* Begin *

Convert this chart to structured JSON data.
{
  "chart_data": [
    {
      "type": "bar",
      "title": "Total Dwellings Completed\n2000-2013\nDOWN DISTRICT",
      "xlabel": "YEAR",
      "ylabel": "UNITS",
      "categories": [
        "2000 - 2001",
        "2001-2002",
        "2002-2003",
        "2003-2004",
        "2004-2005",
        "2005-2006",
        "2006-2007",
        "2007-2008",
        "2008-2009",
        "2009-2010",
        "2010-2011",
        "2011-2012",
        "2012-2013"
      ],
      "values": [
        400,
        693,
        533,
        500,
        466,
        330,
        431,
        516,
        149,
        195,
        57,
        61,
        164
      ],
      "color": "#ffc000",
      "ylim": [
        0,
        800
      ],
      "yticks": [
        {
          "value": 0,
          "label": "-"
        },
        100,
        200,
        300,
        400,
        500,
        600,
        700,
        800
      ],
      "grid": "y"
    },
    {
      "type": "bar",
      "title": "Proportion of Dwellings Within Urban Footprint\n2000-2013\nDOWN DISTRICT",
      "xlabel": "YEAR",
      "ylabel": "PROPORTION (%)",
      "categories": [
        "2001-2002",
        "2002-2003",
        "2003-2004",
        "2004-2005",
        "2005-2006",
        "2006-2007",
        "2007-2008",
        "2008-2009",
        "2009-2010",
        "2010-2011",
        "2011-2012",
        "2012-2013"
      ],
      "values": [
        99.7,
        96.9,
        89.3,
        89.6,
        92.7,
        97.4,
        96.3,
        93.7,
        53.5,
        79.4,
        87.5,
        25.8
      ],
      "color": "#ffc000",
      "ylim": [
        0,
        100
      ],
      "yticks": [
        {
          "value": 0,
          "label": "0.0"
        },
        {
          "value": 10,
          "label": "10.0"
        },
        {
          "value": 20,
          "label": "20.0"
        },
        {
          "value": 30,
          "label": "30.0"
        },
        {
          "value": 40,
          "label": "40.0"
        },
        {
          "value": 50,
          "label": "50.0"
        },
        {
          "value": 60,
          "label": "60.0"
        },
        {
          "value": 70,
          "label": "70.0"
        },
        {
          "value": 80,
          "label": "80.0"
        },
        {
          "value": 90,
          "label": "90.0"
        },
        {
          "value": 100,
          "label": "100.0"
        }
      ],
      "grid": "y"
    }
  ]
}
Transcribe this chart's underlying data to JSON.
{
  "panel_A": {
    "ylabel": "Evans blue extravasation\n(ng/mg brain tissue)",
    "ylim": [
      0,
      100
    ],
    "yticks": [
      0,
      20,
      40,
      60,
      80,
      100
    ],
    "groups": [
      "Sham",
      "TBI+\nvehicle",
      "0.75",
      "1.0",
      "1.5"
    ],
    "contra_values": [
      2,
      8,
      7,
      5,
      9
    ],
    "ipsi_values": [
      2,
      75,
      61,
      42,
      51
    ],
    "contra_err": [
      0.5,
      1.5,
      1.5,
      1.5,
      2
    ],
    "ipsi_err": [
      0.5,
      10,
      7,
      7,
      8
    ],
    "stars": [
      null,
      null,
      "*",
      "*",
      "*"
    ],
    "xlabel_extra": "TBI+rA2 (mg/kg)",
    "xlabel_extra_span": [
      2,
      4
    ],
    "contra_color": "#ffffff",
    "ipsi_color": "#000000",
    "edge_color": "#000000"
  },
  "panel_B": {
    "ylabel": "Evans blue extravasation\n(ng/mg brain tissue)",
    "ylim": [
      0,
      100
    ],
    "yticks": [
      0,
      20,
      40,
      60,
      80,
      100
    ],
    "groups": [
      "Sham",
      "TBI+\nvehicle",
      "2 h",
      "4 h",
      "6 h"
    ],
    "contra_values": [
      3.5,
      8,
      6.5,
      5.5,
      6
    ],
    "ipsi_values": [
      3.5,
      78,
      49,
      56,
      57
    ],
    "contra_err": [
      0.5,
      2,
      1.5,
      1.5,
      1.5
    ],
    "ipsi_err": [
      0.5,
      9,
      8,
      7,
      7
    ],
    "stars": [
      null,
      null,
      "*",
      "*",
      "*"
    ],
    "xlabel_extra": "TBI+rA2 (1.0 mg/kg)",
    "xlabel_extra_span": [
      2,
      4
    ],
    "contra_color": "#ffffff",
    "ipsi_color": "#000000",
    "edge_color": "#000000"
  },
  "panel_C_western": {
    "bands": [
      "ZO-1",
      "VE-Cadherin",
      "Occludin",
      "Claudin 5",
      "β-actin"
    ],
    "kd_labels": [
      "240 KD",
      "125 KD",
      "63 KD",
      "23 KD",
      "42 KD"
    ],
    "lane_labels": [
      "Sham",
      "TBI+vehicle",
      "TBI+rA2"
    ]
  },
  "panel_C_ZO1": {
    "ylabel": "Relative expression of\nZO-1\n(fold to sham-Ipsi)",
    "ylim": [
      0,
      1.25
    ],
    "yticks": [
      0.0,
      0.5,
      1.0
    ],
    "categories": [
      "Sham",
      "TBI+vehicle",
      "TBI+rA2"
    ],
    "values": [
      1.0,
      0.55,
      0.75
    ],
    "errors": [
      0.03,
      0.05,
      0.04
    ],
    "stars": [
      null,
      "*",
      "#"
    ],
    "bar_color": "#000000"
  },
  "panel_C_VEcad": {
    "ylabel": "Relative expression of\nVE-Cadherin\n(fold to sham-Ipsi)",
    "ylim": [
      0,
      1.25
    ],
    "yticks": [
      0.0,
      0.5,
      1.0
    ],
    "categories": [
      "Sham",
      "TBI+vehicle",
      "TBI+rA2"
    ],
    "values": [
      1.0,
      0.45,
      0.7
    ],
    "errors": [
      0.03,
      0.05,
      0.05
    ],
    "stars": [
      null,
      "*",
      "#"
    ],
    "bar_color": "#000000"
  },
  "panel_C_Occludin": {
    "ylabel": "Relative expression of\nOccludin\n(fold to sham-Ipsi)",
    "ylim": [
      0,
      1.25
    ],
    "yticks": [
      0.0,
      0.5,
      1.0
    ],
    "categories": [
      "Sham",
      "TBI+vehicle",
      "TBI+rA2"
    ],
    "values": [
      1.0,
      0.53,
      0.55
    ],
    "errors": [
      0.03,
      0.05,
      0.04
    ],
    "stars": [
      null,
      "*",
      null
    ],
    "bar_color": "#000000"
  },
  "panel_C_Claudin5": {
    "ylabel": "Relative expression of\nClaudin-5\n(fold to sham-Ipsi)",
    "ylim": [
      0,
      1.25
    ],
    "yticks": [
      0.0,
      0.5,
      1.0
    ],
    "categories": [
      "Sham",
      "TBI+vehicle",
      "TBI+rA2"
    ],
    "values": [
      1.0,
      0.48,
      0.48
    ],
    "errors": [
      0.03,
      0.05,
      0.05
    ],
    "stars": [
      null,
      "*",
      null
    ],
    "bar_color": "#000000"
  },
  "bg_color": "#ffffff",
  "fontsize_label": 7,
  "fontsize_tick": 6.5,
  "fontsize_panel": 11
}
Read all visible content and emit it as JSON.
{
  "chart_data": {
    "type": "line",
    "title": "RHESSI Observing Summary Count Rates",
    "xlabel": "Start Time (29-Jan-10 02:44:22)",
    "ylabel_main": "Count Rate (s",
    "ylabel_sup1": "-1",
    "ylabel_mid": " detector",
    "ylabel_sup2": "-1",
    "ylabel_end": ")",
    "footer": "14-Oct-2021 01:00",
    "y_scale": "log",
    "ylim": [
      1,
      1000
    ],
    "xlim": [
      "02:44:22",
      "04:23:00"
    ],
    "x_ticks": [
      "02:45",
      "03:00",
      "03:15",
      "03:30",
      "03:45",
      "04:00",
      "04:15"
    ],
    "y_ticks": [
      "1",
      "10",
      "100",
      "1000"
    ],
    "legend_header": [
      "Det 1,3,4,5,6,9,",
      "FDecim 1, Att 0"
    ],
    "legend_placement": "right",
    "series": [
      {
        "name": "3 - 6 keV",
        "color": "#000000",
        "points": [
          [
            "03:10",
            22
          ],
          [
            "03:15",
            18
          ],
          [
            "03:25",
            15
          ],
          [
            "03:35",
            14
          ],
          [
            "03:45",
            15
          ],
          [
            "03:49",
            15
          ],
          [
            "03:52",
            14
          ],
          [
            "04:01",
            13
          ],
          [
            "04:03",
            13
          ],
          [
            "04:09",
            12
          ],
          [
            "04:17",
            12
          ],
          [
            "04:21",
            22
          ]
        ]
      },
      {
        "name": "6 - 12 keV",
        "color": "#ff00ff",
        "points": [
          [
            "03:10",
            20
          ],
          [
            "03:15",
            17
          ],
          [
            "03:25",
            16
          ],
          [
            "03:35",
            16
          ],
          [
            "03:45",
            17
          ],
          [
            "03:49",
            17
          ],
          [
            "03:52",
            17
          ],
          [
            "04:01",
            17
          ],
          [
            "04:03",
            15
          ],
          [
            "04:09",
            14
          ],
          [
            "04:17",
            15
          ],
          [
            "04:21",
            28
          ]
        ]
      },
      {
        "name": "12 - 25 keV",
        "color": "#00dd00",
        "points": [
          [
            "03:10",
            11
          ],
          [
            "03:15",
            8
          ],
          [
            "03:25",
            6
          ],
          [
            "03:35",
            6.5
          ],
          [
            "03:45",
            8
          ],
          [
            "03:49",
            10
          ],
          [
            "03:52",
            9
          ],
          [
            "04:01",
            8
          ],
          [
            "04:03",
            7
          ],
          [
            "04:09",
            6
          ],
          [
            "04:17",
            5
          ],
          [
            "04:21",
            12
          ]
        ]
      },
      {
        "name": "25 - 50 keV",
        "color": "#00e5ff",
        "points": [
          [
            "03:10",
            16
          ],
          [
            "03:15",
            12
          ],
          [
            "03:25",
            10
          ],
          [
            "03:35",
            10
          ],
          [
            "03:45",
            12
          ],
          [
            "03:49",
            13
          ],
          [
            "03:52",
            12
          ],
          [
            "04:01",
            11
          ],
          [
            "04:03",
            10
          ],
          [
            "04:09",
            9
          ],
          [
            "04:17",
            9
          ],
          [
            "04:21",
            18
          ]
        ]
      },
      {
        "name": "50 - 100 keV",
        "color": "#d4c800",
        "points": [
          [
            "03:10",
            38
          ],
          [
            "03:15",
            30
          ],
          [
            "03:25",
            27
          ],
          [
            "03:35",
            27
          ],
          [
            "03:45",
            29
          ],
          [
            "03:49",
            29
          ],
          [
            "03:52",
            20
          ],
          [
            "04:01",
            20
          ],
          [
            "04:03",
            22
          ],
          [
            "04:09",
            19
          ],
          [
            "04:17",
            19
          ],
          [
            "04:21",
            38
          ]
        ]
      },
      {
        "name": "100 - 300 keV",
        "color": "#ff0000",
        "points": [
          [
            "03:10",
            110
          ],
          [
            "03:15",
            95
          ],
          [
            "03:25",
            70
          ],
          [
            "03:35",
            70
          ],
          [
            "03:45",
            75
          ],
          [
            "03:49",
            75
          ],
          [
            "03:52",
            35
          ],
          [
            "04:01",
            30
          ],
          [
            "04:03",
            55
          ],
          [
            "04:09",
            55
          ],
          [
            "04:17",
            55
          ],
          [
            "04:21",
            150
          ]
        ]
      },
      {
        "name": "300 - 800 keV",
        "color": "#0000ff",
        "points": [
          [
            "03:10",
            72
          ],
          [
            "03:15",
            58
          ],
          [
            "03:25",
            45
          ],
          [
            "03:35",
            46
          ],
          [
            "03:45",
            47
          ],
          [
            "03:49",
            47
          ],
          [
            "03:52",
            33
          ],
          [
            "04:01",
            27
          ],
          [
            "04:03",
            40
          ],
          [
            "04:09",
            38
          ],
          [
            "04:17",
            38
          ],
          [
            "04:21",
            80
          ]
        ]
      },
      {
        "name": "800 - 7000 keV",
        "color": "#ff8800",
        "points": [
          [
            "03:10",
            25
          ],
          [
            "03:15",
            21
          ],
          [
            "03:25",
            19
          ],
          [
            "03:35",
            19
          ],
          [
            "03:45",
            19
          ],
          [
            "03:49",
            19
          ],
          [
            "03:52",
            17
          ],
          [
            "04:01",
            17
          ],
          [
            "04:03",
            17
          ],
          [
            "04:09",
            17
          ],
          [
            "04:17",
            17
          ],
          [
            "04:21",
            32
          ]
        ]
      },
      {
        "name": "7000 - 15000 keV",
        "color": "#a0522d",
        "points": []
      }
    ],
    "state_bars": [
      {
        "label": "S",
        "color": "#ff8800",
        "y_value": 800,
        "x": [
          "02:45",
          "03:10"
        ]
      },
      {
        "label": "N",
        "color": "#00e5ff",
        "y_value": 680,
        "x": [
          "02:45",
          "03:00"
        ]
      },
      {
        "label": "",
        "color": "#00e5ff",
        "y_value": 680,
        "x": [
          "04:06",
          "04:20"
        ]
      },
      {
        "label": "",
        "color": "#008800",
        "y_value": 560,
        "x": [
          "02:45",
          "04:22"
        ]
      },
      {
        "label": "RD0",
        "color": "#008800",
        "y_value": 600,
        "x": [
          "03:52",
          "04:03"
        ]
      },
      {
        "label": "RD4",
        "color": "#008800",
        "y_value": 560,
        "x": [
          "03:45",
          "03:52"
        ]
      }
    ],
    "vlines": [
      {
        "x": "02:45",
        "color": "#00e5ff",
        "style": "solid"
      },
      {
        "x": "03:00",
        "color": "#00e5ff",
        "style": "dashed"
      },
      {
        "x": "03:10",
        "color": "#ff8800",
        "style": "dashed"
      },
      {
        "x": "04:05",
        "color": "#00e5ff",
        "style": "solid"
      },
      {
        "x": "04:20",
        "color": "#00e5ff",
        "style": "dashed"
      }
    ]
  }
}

* End *

→ DIRECTIVE:
Looking at the records above, work out how many lines include the string "title". Give the number and nothing else.

→ TASK ANSWER:
3